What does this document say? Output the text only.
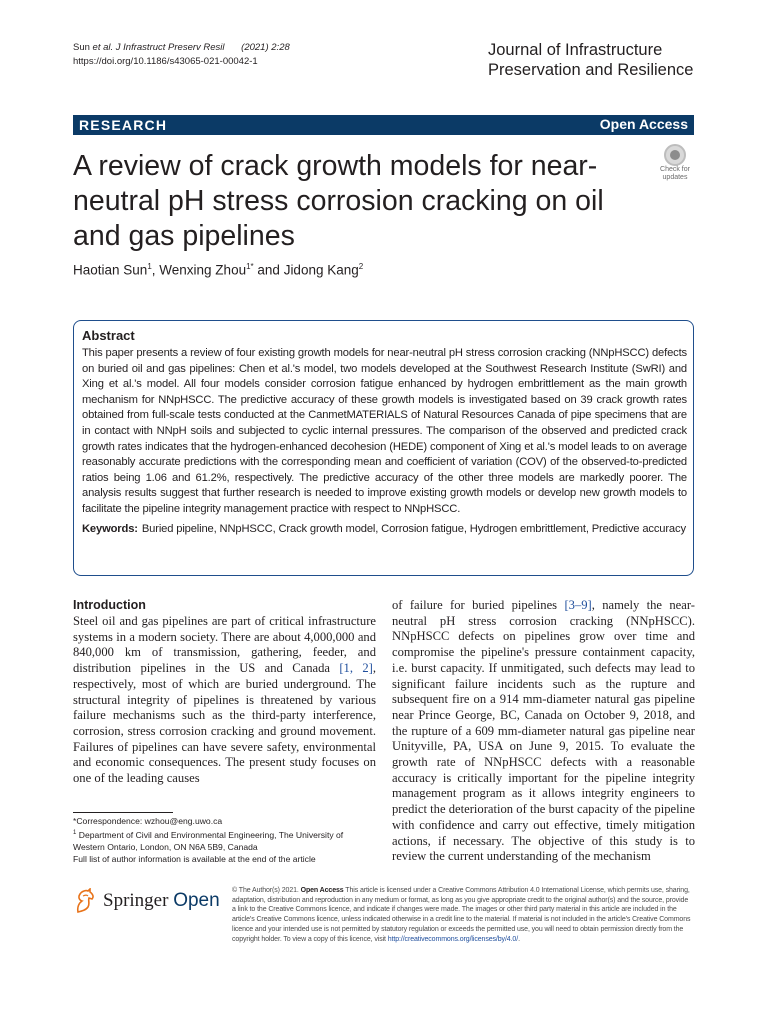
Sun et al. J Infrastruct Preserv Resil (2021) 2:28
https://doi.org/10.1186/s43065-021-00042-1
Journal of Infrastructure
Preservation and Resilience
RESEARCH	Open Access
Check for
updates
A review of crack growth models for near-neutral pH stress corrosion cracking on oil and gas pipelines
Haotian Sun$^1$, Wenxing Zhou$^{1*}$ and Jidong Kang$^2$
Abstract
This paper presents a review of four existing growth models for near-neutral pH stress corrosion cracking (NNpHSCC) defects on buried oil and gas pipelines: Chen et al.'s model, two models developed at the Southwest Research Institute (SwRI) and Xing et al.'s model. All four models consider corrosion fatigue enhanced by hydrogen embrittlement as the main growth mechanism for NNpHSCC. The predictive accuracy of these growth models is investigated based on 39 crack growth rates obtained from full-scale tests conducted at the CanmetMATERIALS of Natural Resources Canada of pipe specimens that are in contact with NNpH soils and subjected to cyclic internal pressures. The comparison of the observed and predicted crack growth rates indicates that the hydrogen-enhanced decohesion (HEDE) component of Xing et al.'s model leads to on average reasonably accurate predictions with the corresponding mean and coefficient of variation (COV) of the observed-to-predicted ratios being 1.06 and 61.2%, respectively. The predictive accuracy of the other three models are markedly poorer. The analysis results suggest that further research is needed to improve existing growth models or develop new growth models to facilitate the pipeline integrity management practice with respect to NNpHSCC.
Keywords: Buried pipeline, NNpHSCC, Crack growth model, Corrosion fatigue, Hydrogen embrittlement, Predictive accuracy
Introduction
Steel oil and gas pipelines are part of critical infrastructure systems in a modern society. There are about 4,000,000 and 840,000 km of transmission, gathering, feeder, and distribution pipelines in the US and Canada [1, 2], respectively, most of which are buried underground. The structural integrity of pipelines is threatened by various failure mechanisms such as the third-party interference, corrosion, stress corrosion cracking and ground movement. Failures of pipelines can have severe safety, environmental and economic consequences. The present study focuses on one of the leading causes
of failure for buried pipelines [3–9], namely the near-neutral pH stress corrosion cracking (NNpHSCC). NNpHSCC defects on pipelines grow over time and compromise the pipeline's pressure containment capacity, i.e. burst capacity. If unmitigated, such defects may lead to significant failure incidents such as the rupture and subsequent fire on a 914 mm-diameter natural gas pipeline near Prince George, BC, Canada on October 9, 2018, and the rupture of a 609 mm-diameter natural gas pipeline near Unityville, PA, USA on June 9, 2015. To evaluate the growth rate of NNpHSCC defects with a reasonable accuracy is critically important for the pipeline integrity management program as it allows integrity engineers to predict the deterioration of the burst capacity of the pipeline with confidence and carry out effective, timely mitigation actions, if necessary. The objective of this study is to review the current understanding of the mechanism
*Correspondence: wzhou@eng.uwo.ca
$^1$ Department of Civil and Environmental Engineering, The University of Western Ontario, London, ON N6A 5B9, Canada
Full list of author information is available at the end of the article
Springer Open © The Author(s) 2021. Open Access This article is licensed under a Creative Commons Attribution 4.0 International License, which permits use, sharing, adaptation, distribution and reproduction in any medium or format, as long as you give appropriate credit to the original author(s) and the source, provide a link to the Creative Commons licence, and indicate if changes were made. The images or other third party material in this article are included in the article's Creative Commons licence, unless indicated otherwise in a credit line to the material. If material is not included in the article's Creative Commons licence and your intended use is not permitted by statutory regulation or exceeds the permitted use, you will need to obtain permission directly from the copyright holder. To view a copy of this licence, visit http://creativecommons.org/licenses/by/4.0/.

--

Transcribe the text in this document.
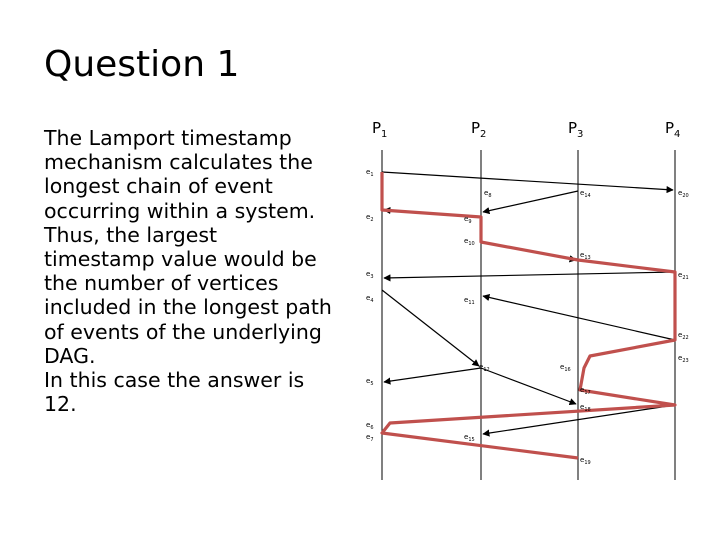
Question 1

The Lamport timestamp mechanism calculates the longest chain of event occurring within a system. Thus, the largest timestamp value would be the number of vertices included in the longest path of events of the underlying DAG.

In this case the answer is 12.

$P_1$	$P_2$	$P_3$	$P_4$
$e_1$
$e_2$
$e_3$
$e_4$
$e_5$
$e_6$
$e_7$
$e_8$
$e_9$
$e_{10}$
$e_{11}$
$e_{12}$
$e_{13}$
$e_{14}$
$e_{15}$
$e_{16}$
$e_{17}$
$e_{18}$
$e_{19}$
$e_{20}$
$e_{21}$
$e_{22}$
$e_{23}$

Challenge: Show all lines in the entries above where the string "Access" appears.

Result for this task:
RESEARCH	Open Access
Springer Open © The Author(s) 2021. Open Access This article is licensed under a Creative Commons Attribution 4.0 International License, which permits use, sharing, adaptation, distribution and reproduction in any medium or format, as long as you give appropriate credit to the original author(s) and the source, provide a link to the Creative Commons licence, and indicate if changes were made. The images or other third party material in this article are included in the article's Creative Commons licence, unless indicated otherwise in a credit line to the material. If material is not included in the article's Creative Commons licence and your intended use is not permitted by statutory regulation or exceeds the permitted use, you will need to obtain permission directly from the copyright holder. To view a copy of this licence, visit http://creativecommons.org/licenses/by/4.0/.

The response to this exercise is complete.